• _Task_
Reproduce the records below in full and word for word, excluding pictures.

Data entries
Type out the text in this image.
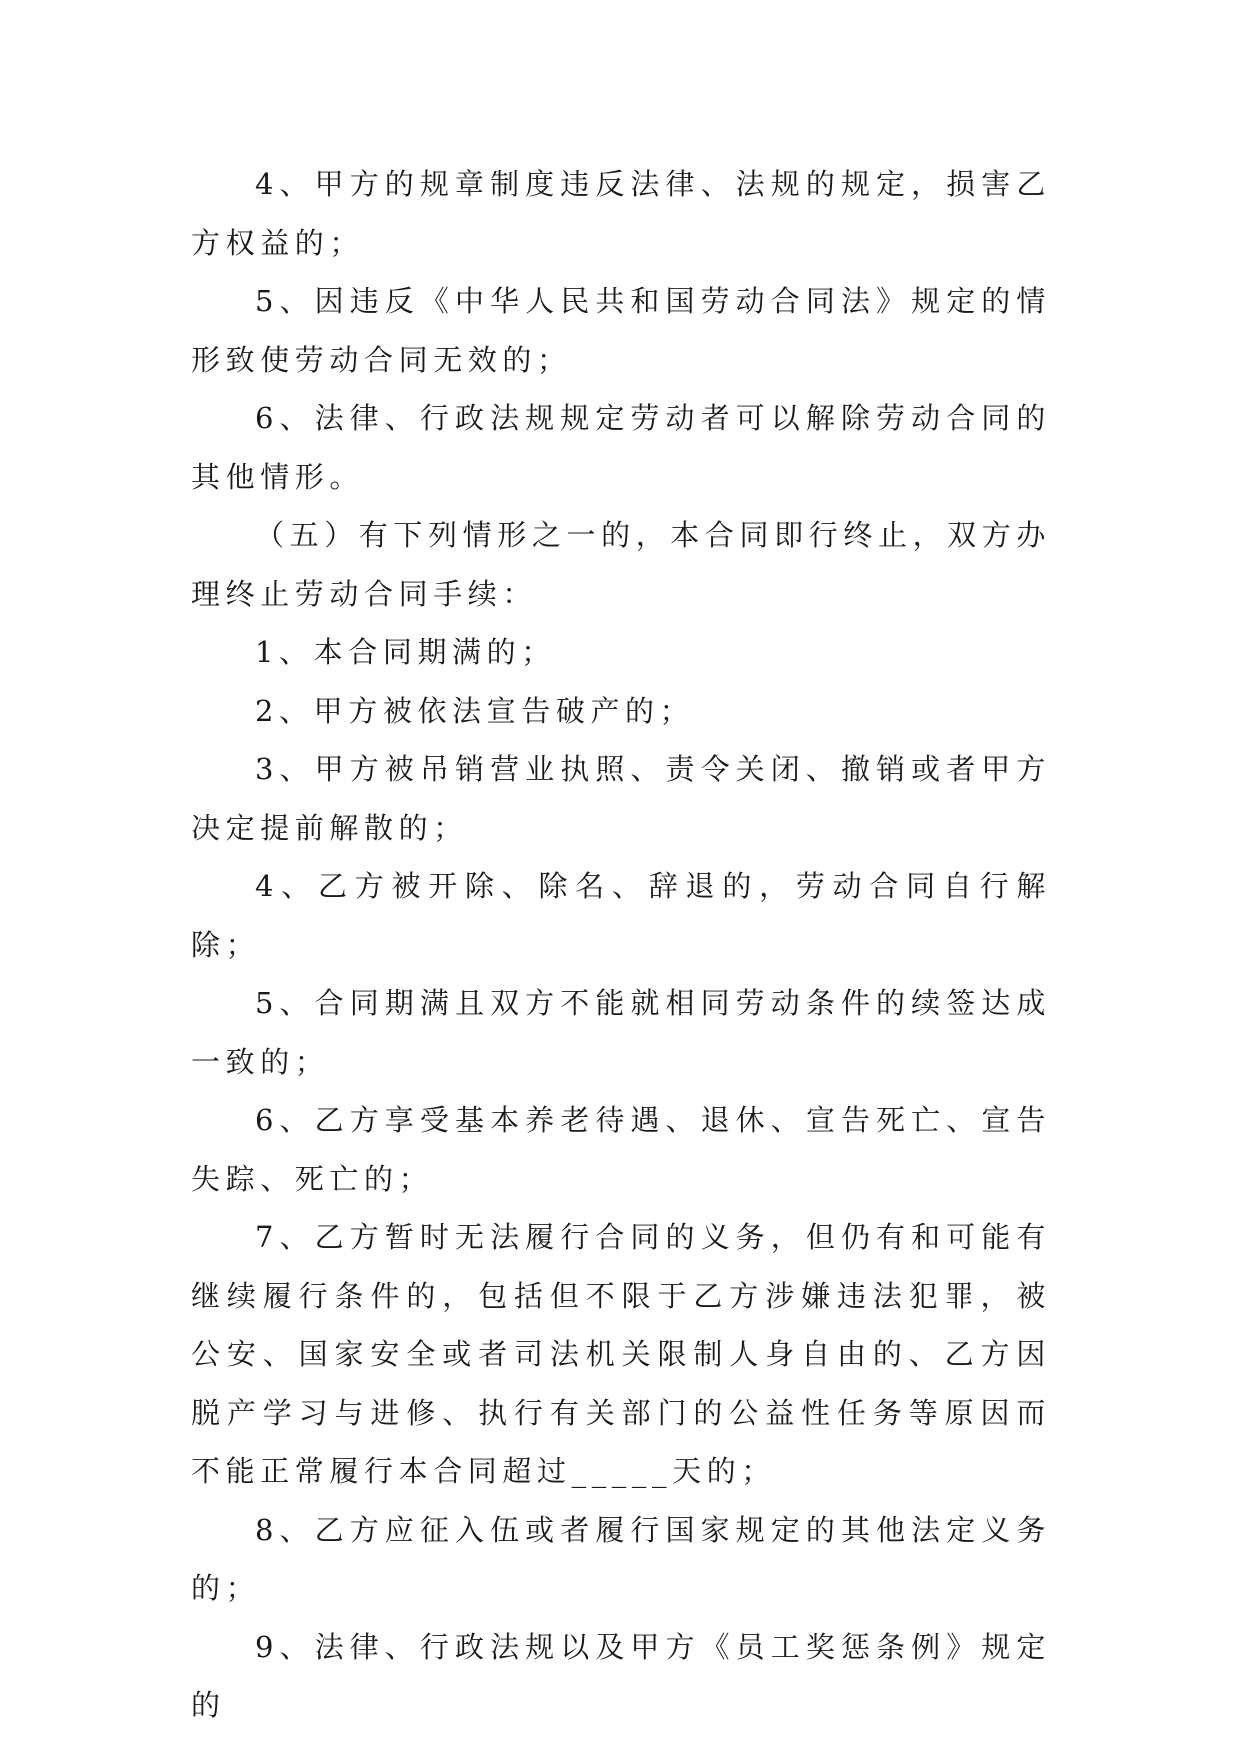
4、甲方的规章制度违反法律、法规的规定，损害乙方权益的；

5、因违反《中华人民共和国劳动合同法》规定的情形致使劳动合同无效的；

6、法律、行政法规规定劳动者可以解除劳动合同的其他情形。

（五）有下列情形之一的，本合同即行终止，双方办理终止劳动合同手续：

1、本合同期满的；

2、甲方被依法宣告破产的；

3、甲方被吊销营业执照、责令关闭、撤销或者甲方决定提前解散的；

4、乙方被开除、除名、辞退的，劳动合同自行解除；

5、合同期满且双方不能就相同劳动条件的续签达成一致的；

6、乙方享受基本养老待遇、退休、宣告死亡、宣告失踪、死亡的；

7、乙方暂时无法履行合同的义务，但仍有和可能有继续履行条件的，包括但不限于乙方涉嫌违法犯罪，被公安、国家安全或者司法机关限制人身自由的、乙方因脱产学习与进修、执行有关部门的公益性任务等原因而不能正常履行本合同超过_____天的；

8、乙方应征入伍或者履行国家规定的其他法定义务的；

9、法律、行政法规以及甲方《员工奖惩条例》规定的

• _Result of this task_
Type out the text in this image.
4、甲方的规章制度违反法律、法规的规定，损害乙方权益的；

5、因违反《中华人民共和国劳动合同法》规定的情形致使劳动合同无效的；

6、法律、行政法规规定劳动者可以解除劳动合同的其他情形。

（五）有下列情形之一的，本合同即行终止，双方办理终止劳动合同手续：

1、本合同期满的；

2、甲方被依法宣告破产的；

3、甲方被吊销营业执照、责令关闭、撤销或者甲方决定提前解散的；

4、乙方被开除、除名、辞退的，劳动合同自行解除；

5、合同期满且双方不能就相同劳动条件的续签达成一致的；

6、乙方享受基本养老待遇、退休、宣告死亡、宣告失踪、死亡的；

7、乙方暂时无法履行合同的义务，但仍有和可能有继续履行条件的，包括但不限于乙方涉嫌违法犯罪，被公安、国家安全或者司法机关限制人身自由的、乙方因脱产学习与进修、执行有关部门的公益性任务等原因而不能正常履行本合同超过_____天的；

8、乙方应征入伍或者履行国家规定的其他法定义务的；

9、法律、行政法规以及甲方《员工奖惩条例》规定的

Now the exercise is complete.